Читать книгу «…сын Музы, Аполлонов избранник…. Статьи, эссе, заметки о личности и творчестве А. С. Пушкина» онлайн полностью📖 — Коллектива авторов — MyBook.

«Медный Всадник»

В поэму, насчитывающую лишь немногим более 450 стихов, вложено Пушкиным содержание настолько глубокое, что даже самые различные толкования его не исчерпывают. Так, Белинский видел в «Медном Всаднике» (и с ним можно вполне согласиться) столкновение личности и государства{83}. Государь в державных интересах России воздвиг новую столицу у устья Невы (угроза шведам, окно в Европу, твердое положение у моря, морская гавань), но от этого выбора страдают частные интересы отдельных жителей новой столицы: обитатели Гавани и Островов ежегодно подвергаются угрозе наводнений. И Евгений и Параша с матерью – такие именно жертвы Петровой воли. Евгении поэтому, конечно, могут быть недовольны, их несчастья могут нас волновать, но Петр все-таки остается прав, ибо общее благо выше частного.

• • • • • • •

Поставленная задача> Кто, согласно статье о «Медном Всаднике», видел в этой поэме столкновение личности и государства?

Фрагмент набора данных>

• • • • • • •

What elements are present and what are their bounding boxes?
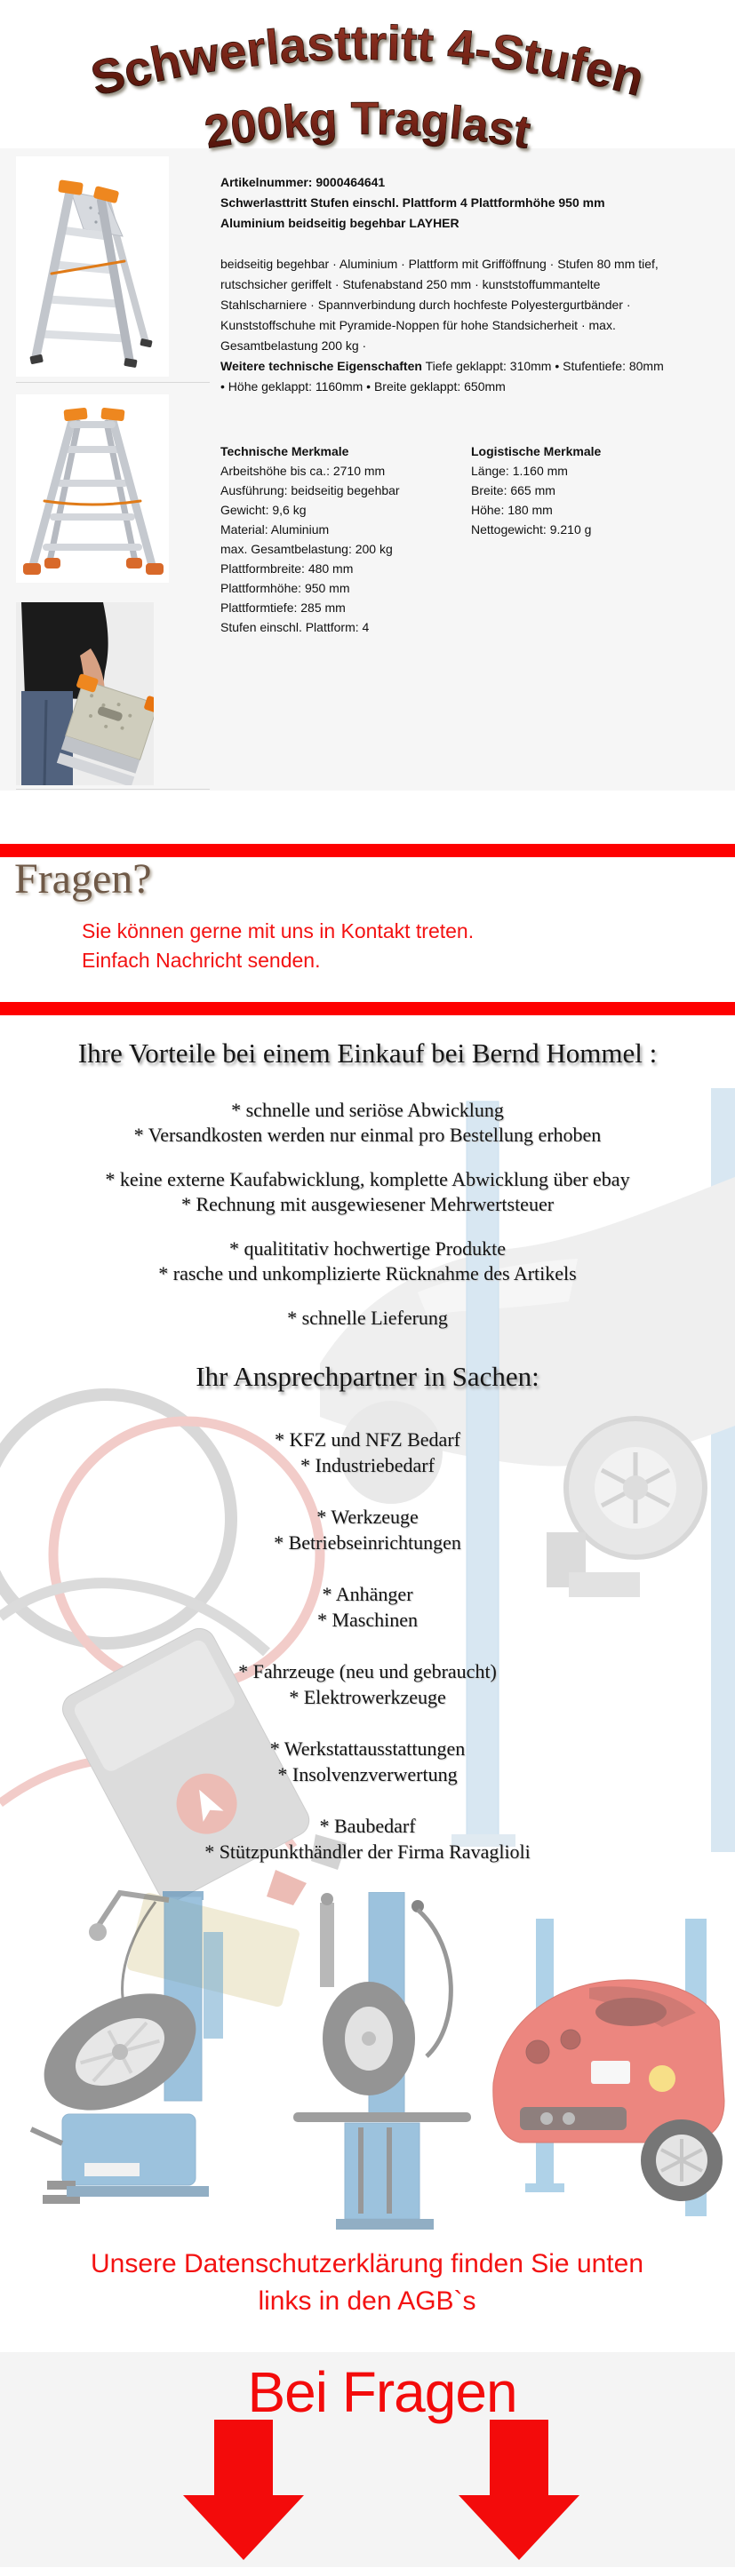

• • • • • • •

Полученный результат> Белинский.